Element location listings:
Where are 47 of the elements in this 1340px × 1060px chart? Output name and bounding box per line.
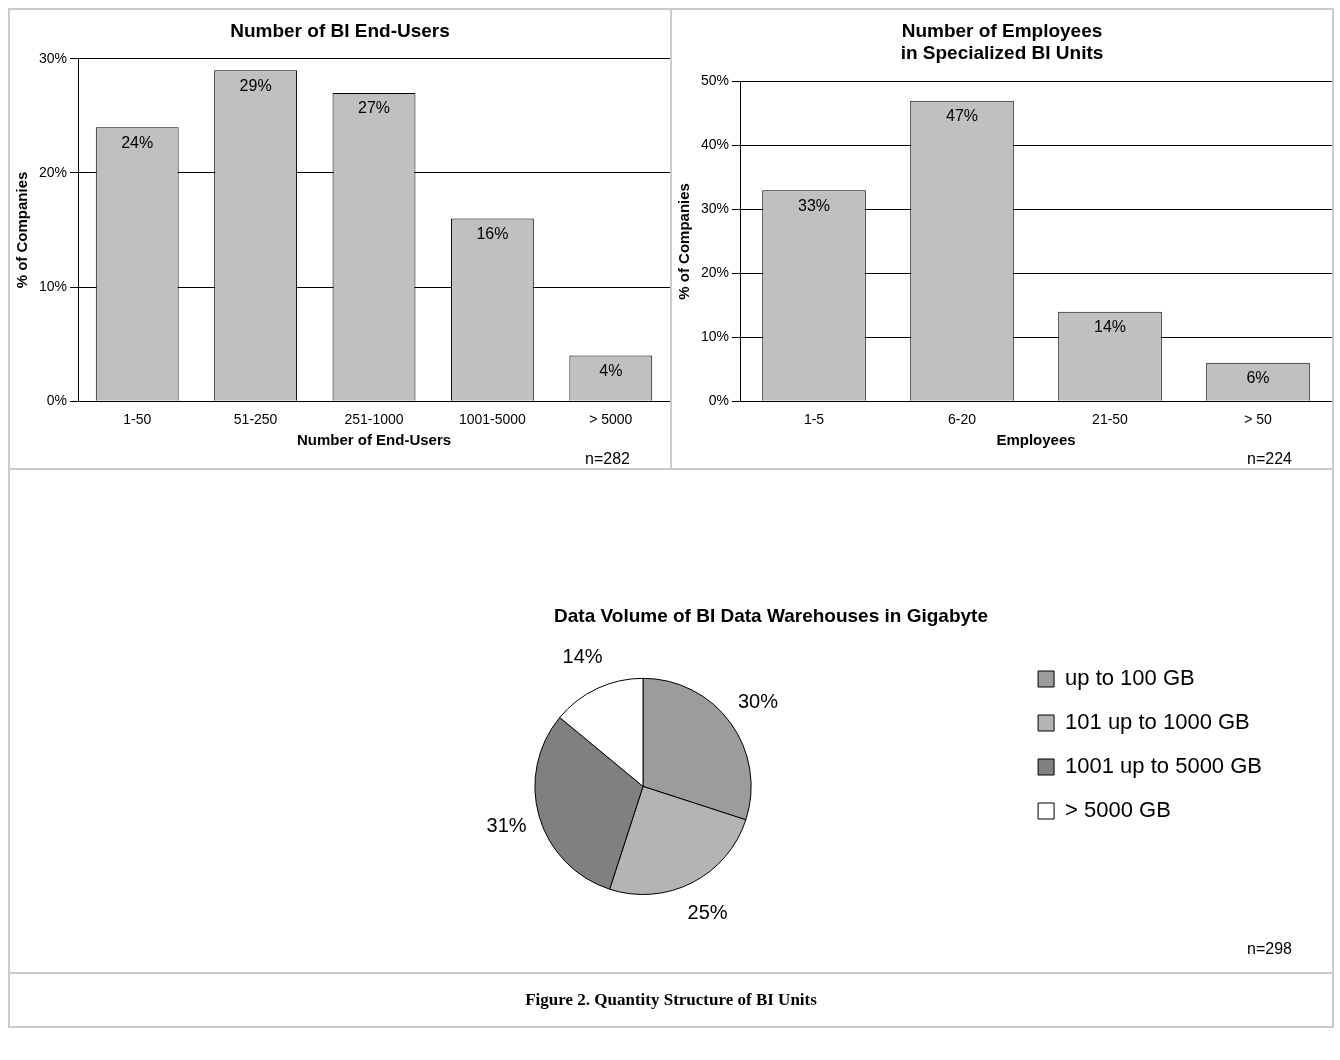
x-tick-label: > 50 <box>1244 411 1273 428</box>
y-tick-label: 10% <box>38 277 68 294</box>
text: n=282 <box>584 450 631 468</box>
y-axis-title: % of Companies <box>13 171 31 289</box>
data-label: 14% <box>1093 318 1127 336</box>
data-label: 27% <box>357 99 391 117</box>
x-tick-label: 251-1000 <box>344 411 404 428</box>
x-axis-title: Number of End-Users <box>296 431 452 449</box>
chart-title: Number of BI End-Users <box>230 19 450 41</box>
y-tick-label: 20% <box>38 163 68 180</box>
x-tick-label: 1001-5000 <box>458 411 527 428</box>
data-label: 6% <box>1246 369 1270 387</box>
y-tick-label: 40% <box>700 136 730 153</box>
y-tick-label: 0% <box>46 392 68 409</box>
chart-title: Number of Employees in Specialized BI Units <box>900 19 1104 64</box>
data-label: 14% <box>562 645 603 668</box>
chart-title: Data Volume of BI Data Warehouses in Gigabyte <box>554 604 988 626</box>
y-tick-label: 50% <box>700 72 730 89</box>
data-label: 16% <box>476 224 509 242</box>
data-label: 33% <box>798 196 831 214</box>
data-label: 29% <box>239 76 272 94</box>
data-label: 31% <box>486 813 527 836</box>
text: n=298 <box>1246 940 1293 958</box>
data-label: 24% <box>121 133 154 151</box>
x-tick-label: 1-5 <box>803 411 825 428</box>
x-axis-title: Employees <box>996 431 1076 449</box>
data-label: 30% <box>737 690 779 713</box>
data-label: 4% <box>599 361 623 379</box>
legend-label: 101 up to 1000 GB <box>1065 709 1250 735</box>
legend-label: > 5000 GB <box>1065 797 1171 823</box>
legend-label: up to 100 GB <box>1065 665 1195 691</box>
x-tick-label: 21-50 <box>1092 411 1129 428</box>
y-tick-label: 0% <box>708 392 730 409</box>
y-tick-label: 10% <box>700 328 730 345</box>
caption: Figure 2. Quantity Structure of BI Units <box>10 972 1332 1026</box>
x-tick-label: > 5000 <box>589 411 633 428</box>
legend-label: 1001 up to 5000 GB <box>1065 753 1262 779</box>
data-label: 25% <box>687 900 728 923</box>
x-tick-label: 1-50 <box>123 411 152 428</box>
data-label: 47% <box>946 107 979 125</box>
x-tick-label: 51-250 <box>233 411 278 428</box>
y-axis-title: % of Companies <box>675 183 693 300</box>
y-tick-label: 20% <box>700 264 730 281</box>
y-tick-label: 30% <box>38 49 68 66</box>
y-tick-label: 30% <box>700 200 730 217</box>
text: n=224 <box>1246 450 1293 468</box>
x-tick-label: 6-20 <box>948 411 977 428</box>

PROBLEM TO SOLVE: Please copy the lines of the items from the line with "x-tick-label: > 50 <box>1244" up to and including the line with "x-tick-label: 21-50 <box>1092", unchanged.

CORRECT ANSWER:
x-tick-label: > 50 <box>1244 411 1273 428</box>
y-tick-label: 10% <box>38 277 68 294</box>
text: n=282 <box>584 450 631 468</box>
y-axis-title: % of Companies <box>13 171 31 289</box>
data-label: 14% <box>1093 318 1127 336</box>
data-label: 27% <box>357 99 391 117</box>
x-tick-label: 251-1000 <box>344 411 404 428</box>
x-axis-title: Number of End-Users <box>296 431 452 449</box>
chart-title: Number of BI End-Users <box>230 19 450 41</box>
y-tick-label: 20% <box>38 163 68 180</box>
x-tick-label: 1001-5000 <box>458 411 527 428</box>
data-label: 6% <box>1246 369 1270 387</box>
y-tick-label: 40% <box>700 136 730 153</box>
y-tick-label: 0% <box>46 392 68 409</box>
chart-title: Number of Employees in Specialized BI Units <box>900 19 1104 64</box>
data-label: 14% <box>562 645 603 668</box>
chart-title: Data Volume of BI Data Warehouses in Gigabyte <box>554 604 988 626</box>
y-tick-label: 50% <box>700 72 730 89</box>
data-label: 16% <box>476 224 509 242</box>
data-label: 33% <box>798 196 831 214</box>
data-label: 29% <box>239 76 272 94</box>
data-label: 31% <box>486 813 527 836</box>
text: n=298 <box>1246 940 1293 958</box>
data-label: 24% <box>121 133 154 151</box>
x-tick-label: 1-5 <box>803 411 825 428</box>
x-axis-title: Employees <box>996 431 1076 449</box>
data-label: 30% <box>737 690 779 713</box>
data-label: 4% <box>599 361 623 379</box>
legend-label: 101 up to 1000 GB <box>1065 709 1250 735</box>
legend-label: > 5000 GB <box>1065 797 1171 823</box>
legend-label: up to 100 GB <box>1065 665 1195 691</box>
x-tick-label: 21-50 <box>1092 411 1129 428</box>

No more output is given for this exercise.